--- Begin DATA ENTRIES ---
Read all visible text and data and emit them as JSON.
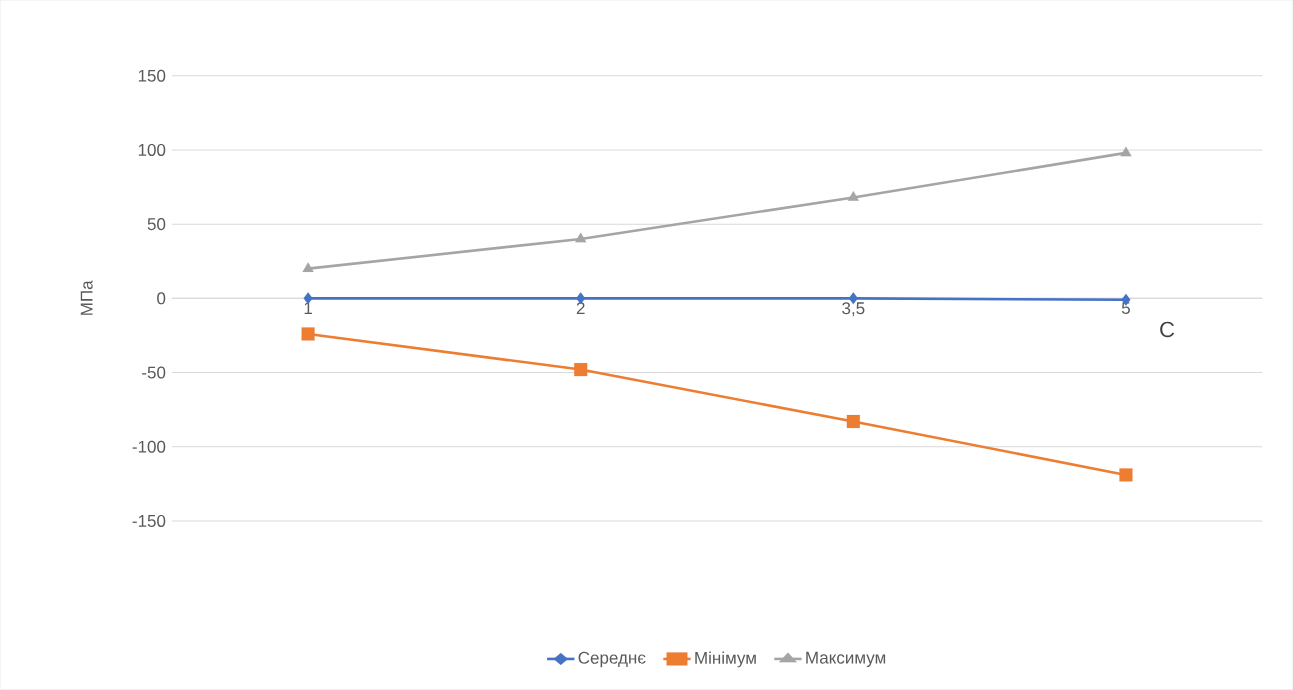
{
  "chart_data": {
    "type": "line",
    "categories": [
      "1",
      "2",
      "3,5",
      "5"
    ],
    "xlabel": "С",
    "ylabel": "МПа",
    "ylim": [
      -150,
      150
    ],
    "yticks": [
      -150,
      -100,
      -50,
      0,
      50,
      100,
      150
    ],
    "grid": "y",
    "legend": "bottom",
    "line_style": "solid",
    "series": [
      {
        "name": "Середнє",
        "color": "#4472c4",
        "marker": "diamond",
        "values": [
          0,
          0,
          0,
          -1
        ]
      },
      {
        "name": "Мінімум",
        "color": "#ed7d31",
        "marker": "square",
        "values": [
          -24,
          -48,
          -83,
          -119
        ]
      },
      {
        "name": "Максимум",
        "color": "#a5a5a5",
        "marker": "triangle",
        "values": [
          20,
          40,
          68,
          98
        ]
      }
    ]
  }
}
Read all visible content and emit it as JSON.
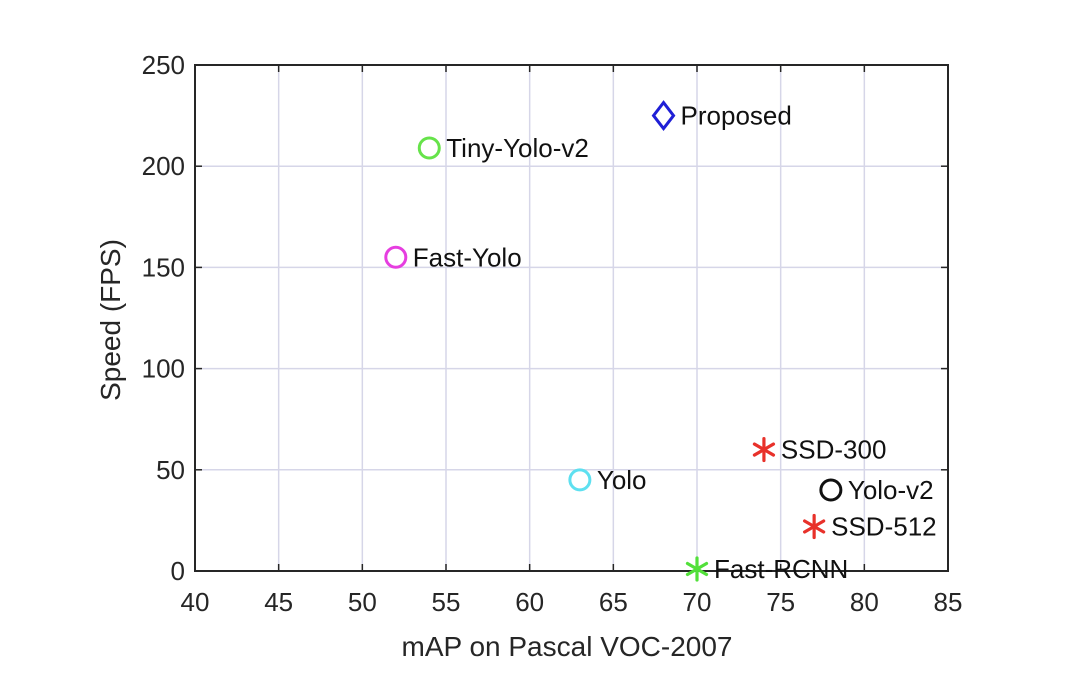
{
  "chart_data": {
    "type": "scatter",
    "title": "",
    "xlabel": "mAP on Pascal VOC-2007",
    "ylabel": "Speed (FPS)",
    "xlim": [
      40,
      85
    ],
    "ylim": [
      0,
      250
    ],
    "xticks": [
      40,
      45,
      50,
      55,
      60,
      65,
      70,
      75,
      80,
      85
    ],
    "yticks": [
      0,
      50,
      100,
      150,
      200,
      250
    ],
    "grid": true,
    "points": [
      {
        "label": "Proposed",
        "x": 68,
        "y": 225,
        "marker": "diamond",
        "color": "#1f1fd6"
      },
      {
        "label": "Tiny-Yolo-v2",
        "x": 54,
        "y": 209,
        "marker": "circle",
        "color": "#66e34a"
      },
      {
        "label": "Fast-Yolo",
        "x": 52,
        "y": 155,
        "marker": "circle",
        "color": "#e63ee0"
      },
      {
        "label": "SSD-300",
        "x": 74,
        "y": 60,
        "marker": "asterisk",
        "color": "#e8312a"
      },
      {
        "label": "Yolo",
        "x": 63,
        "y": 45,
        "marker": "circle",
        "color": "#5ee0f0"
      },
      {
        "label": "Yolo-v2",
        "x": 78,
        "y": 40,
        "marker": "circle",
        "color": "#111111"
      },
      {
        "label": "SSD-512",
        "x": 77,
        "y": 22,
        "marker": "asterisk",
        "color": "#e8312a"
      },
      {
        "label": "Fast-RCNN",
        "x": 70,
        "y": 1,
        "marker": "asterisk",
        "color": "#52e03a"
      }
    ]
  }
}
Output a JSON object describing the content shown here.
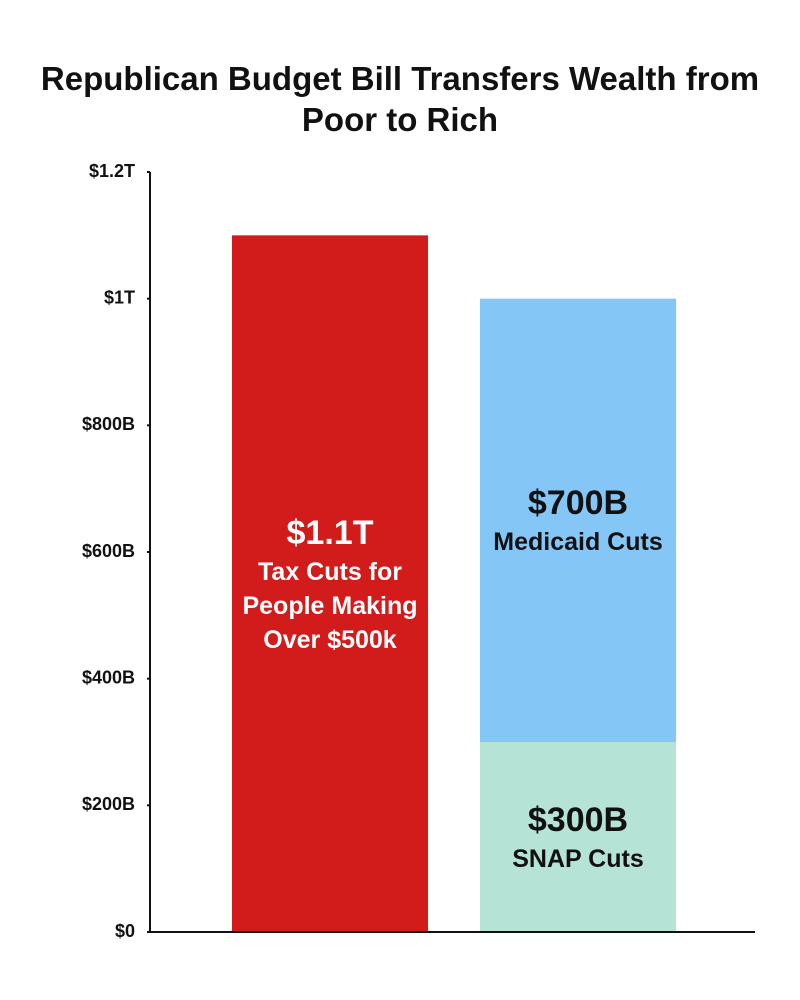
{
  "chart_data": {
    "type": "stacked_bar",
    "title": "Republican Budget Bill Transfers Wealth from Poor to Rich",
    "categories": [
      null,
      null
    ],
    "series": [
      {
        "name": "Tax Cuts for People Making Over $500k",
        "color": "#d21c1c",
        "values": [
          1100,
          null
        ],
        "value_labels": [
          "$1.1T",
          null
        ]
      },
      {
        "name": "SNAP Cuts",
        "color": "#b5e3d6",
        "values": [
          null,
          300
        ],
        "value_labels": [
          null,
          "$300B"
        ]
      },
      {
        "name": "Medicaid Cuts",
        "color": "#84c7f7",
        "values": [
          null,
          700
        ],
        "value_labels": [
          null,
          "$700B"
        ]
      }
    ],
    "ylim": [
      0,
      1200
    ],
    "yticks": [
      {
        "value": 0,
        "label": "$0"
      },
      {
        "value": 200,
        "label": "$200B"
      },
      {
        "value": 400,
        "label": "$400B"
      },
      {
        "value": 600,
        "label": "$600B"
      },
      {
        "value": 800,
        "label": "$800B"
      },
      {
        "value": 1000,
        "label": "$1T"
      },
      {
        "value": 1200,
        "label": "$1.2T"
      }
    ],
    "grid": false
  }
}
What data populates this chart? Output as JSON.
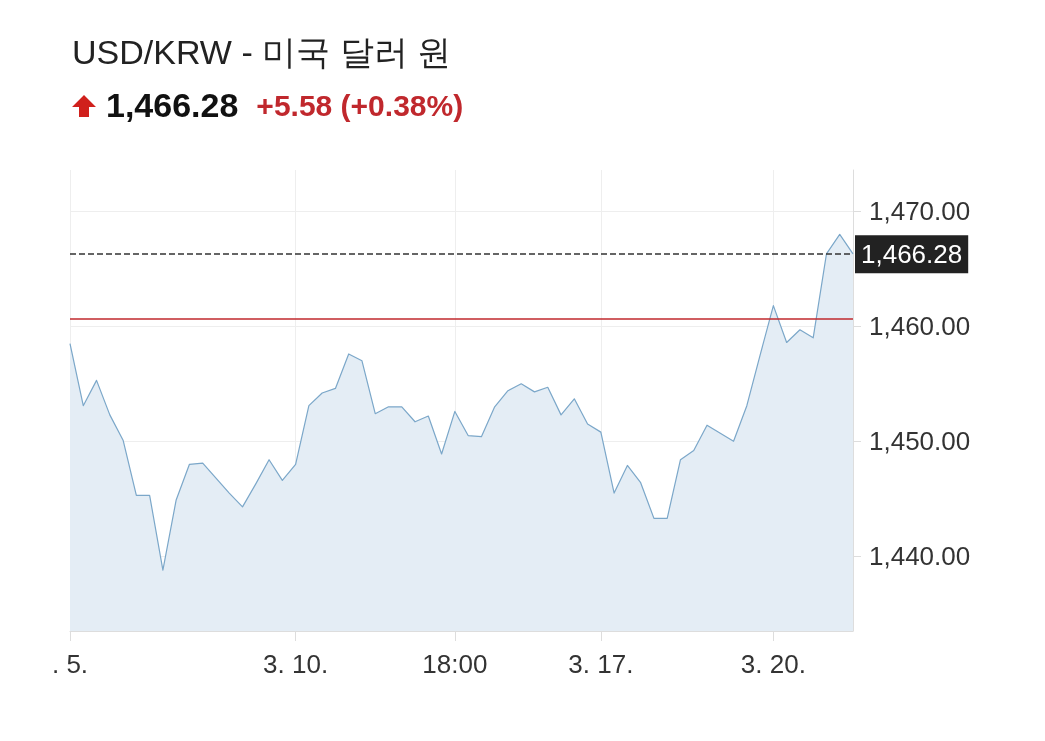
{
  "chart_data": {
    "type": "area",
    "title": "USD/KRW - 미국 달러 원",
    "subtitle": "1,466.28",
    "annotations": [
      "+5.58 (+0.38%)"
    ],
    "categories": [
      ". 5.",
      null,
      null,
      null,
      null,
      null,
      null,
      null,
      null,
      null,
      null,
      null,
      null,
      null,
      null,
      null,
      null,
      "3. 10.",
      null,
      null,
      null,
      null,
      null,
      null,
      null,
      null,
      null,
      null,
      null,
      "18:00",
      null,
      null,
      null,
      null,
      null,
      null,
      null,
      null,
      null,
      null,
      "3. 17.",
      null,
      null,
      null,
      null,
      null,
      null,
      null,
      null,
      null,
      null,
      null,
      null,
      "3. 20.",
      null,
      null,
      null,
      null,
      null,
      null
    ],
    "series": [
      {
        "color": "#7ba7c9",
        "values": [
          1458.5,
          1453.1,
          1455.3,
          1452.3,
          1450.1,
          1445.3,
          1445.3,
          1438.8,
          1444.9,
          1448.0,
          1448.1,
          1446.8,
          1445.5,
          1444.3,
          1446.3,
          1448.4,
          1446.6,
          1448.0,
          1453.1,
          1454.2,
          1454.6,
          1457.6,
          1457.0,
          1452.4,
          1453.0,
          1453.0,
          1451.7,
          1452.2,
          1448.9,
          1452.6,
          1450.5,
          1450.4,
          1453.0,
          1454.4,
          1455.0,
          1454.3,
          1454.7,
          1452.3,
          1453.7,
          1451.5,
          1450.8,
          1445.5,
          1447.9,
          1446.4,
          1443.3,
          1443.3,
          1448.4,
          1449.2,
          1451.4,
          1450.7,
          1450.0,
          1453.1,
          1457.5,
          1461.8,
          1458.6,
          1459.7,
          1459.0,
          1466.3,
          1468.0,
          1466.3
        ]
      }
    ],
    "ylim": [
      1433.5,
      1473.6
    ],
    "yticks": [
      {
        "value": 1440,
        "label": "1,440.00"
      },
      {
        "value": 1450,
        "label": "1,450.00"
      },
      {
        "value": 1460,
        "label": "1,460.00"
      },
      {
        "value": 1470,
        "label": "1,470.00"
      }
    ],
    "ref_lines": [
      {
        "axis": "y",
        "value": 1466.28,
        "label": "1,466.28",
        "color": "#333333",
        "line_style": "dashed"
      },
      {
        "axis": "y",
        "value": 1460.7,
        "color": "#c0282d",
        "line_style": "solid"
      }
    ],
    "grid": true,
    "marker": "none",
    "line_style": "solid"
  }
}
--- End DATA ENTRIES ---
• WHAT TO PRODUCE
Can the entries above be repeated exactly, without their pictures?

• FINAL RESULT
Read all visible text and data and emit them as JSON.
{
  "chart_data": {
    "type": "line",
    "categories": [
      "1",
      "2",
      "3,5",
      "5"
    ],
    "xlabel": "С",
    "ylabel": "МПа",
    "ylim": [
      -150,
      150
    ],
    "yticks": [
      -150,
      -100,
      -50,
      0,
      50,
      100,
      150
    ],
    "grid": "y",
    "legend": "bottom",
    "line_style": "solid",
    "series": [
      {
        "name": "Середнє",
        "color": "#4472c4",
        "marker": "diamond",
        "values": [
          0,
          0,
          0,
          -1
        ]
      },
      {
        "name": "Мінімум",
        "color": "#ed7d31",
        "marker": "square",
        "values": [
          -24,
          -48,
          -83,
          -119
        ]
      },
      {
        "name": "Максимум",
        "color": "#a5a5a5",
        "marker": "triangle",
        "values": [
          20,
          40,
          68,
          98
        ]
      }
    ]
  }
}
Read all visible content and emit it as JSON.
{
  "chart_data": {
    "type": "scatter",
    "title": "",
    "xlabel": "mAP on Pascal VOC-2007",
    "ylabel": "Speed (FPS)",
    "xlim": [
      40,
      85
    ],
    "ylim": [
      0,
      250
    ],
    "xticks": [
      40,
      45,
      50,
      55,
      60,
      65,
      70,
      75,
      80,
      85
    ],
    "yticks": [
      0,
      50,
      100,
      150,
      200,
      250
    ],
    "grid": true,
    "points": [
      {
        "label": "Proposed",
        "x": 68,
        "y": 225,
        "marker": "diamond",
        "color": "#1f1fd6"
      },
      {
        "label": "Tiny-Yolo-v2",
        "x": 54,
        "y": 209,
        "marker": "circle",
        "color": "#66e34a"
      },
      {
        "label": "Fast-Yolo",
        "x": 52,
        "y": 155,
        "marker": "circle",
        "color": "#e63ee0"
      },
      {
        "label": "SSD-300",
        "x": 74,
        "y": 60,
        "marker": "asterisk",
        "color": "#e8312a"
      },
      {
        "label": "Yolo",
        "x": 63,
        "y": 45,
        "marker": "circle",
        "color": "#5ee0f0"
      },
      {
        "label": "Yolo-v2",
        "x": 78,
        "y": 40,
        "marker": "circle",
        "color": "#111111"
      },
      {
        "label": "SSD-512",
        "x": 77,
        "y": 22,
        "marker": "asterisk",
        "color": "#e8312a"
      },
      {
        "label": "Fast-RCNN",
        "x": 70,
        "y": 1,
        "marker": "asterisk",
        "color": "#52e03a"
      }
    ]
  }
}
Output a JSON object describing the content shown here.
{
  "chart_data": {
    "type": "stacked_bar",
    "title": "Republican Budget Bill Transfers Wealth from Poor to Rich",
    "categories": [
      null,
      null
    ],
    "series": [
      {
        "name": "Tax Cuts for People Making Over $500k",
        "color": "#d21c1c",
        "values": [
          1100,
          null
        ],
        "value_labels": [
          "$1.1T",
          null
        ]
      },
      {
        "name": "SNAP Cuts",
        "color": "#b5e3d6",
        "values": [
          null,
          300
        ],
        "value_labels": [
          null,
          "$300B"
        ]
      },
      {
        "name": "Medicaid Cuts",
        "color": "#84c7f7",
        "values": [
          null,
          700
        ],
        "value_labels": [
          null,
          "$700B"
        ]
      }
    ],
    "ylim": [
      0,
      1200
    ],
    "yticks": [
      {
        "value": 0,
        "label": "$0"
      },
      {
        "value": 200,
        "label": "$200B"
      },
      {
        "value": 400,
        "label": "$400B"
      },
      {
        "value": 600,
        "label": "$600B"
      },
      {
        "value": 800,
        "label": "$800B"
      },
      {
        "value": 1000,
        "label": "$1T"
      },
      {
        "value": 1200,
        "label": "$1.2T"
      }
    ],
    "grid": false
  }
}
What data populates this chart? Output as JSON.
{
  "chart_data": {
    "type": "area",
    "title": "USD/KRW - 미국 달러 원",
    "subtitle": "1,466.28",
    "annotations": [
      "+5.58 (+0.38%)"
    ],
    "categories": [
      ". 5.",
      null,
      null,
      null,
      null,
      null,
      null,
      null,
      null,
      null,
      null,
      null,
      null,
      null,
      null,
      null,
      null,
      "3. 10.",
      null,
      null,
      null,
      null,
      null,
      null,
      null,
      null,
      null,
      null,
      null,
      "18:00",
      null,
      null,
      null,
      null,
      null,
      null,
      null,
      null,
      null,
      null,
      "3. 17.",
      null,
      null,
      null,
      null,
      null,
      null,
      null,
      null,
      null,
      null,
      null,
      null,
      "3. 20.",
      null,
      null,
      null,
      null,
      null,
      null
    ],
    "series": [
      {
        "color": "#7ba7c9",
        "values": [
          1458.5,
          1453.1,
          1455.3,
          1452.3,
          1450.1,
          1445.3,
          1445.3,
          1438.8,
          1444.9,
          1448.0,
          1448.1,
          1446.8,
          1445.5,
          1444.3,
          1446.3,
          1448.4,
          1446.6,
          1448.0,
          1453.1,
          1454.2,
          1454.6,
          1457.6,
          1457.0,
          1452.4,
          1453.0,
          1453.0,
          1451.7,
          1452.2,
          1448.9,
          1452.6,
          1450.5,
          1450.4,
          1453.0,
          1454.4,
          1455.0,
          1454.3,
          1454.7,
          1452.3,
          1453.7,
          1451.5,
          1450.8,
          1445.5,
          1447.9,
          1446.4,
          1443.3,
          1443.3,
          1448.4,
          1449.2,
          1451.4,
          1450.7,
          1450.0,
          1453.1,
          1457.5,
          1461.8,
          1458.6,
          1459.7,
          1459.0,
          1466.3,
          1468.0,
          1466.3
        ]
      }
    ],
    "ylim": [
      1433.5,
      1473.6
    ],
    "yticks": [
      {
        "value": 1440,
        "label": "1,440.00"
      },
      {
        "value": 1450,
        "label": "1,450.00"
      },
      {
        "value": 1460,
        "label": "1,460.00"
      },
      {
        "value": 1470,
        "label": "1,470.00"
      }
    ],
    "ref_lines": [
      {
        "axis": "y",
        "value": 1466.28,
        "label": "1,466.28",
        "color": "#333333",
        "line_style": "dashed"
      },
      {
        "axis": "y",
        "value": 1460.7,
        "color": "#c0282d",
        "line_style": "solid"
      }
    ],
    "grid": true,
    "marker": "none",
    "line_style": "solid"
  }
}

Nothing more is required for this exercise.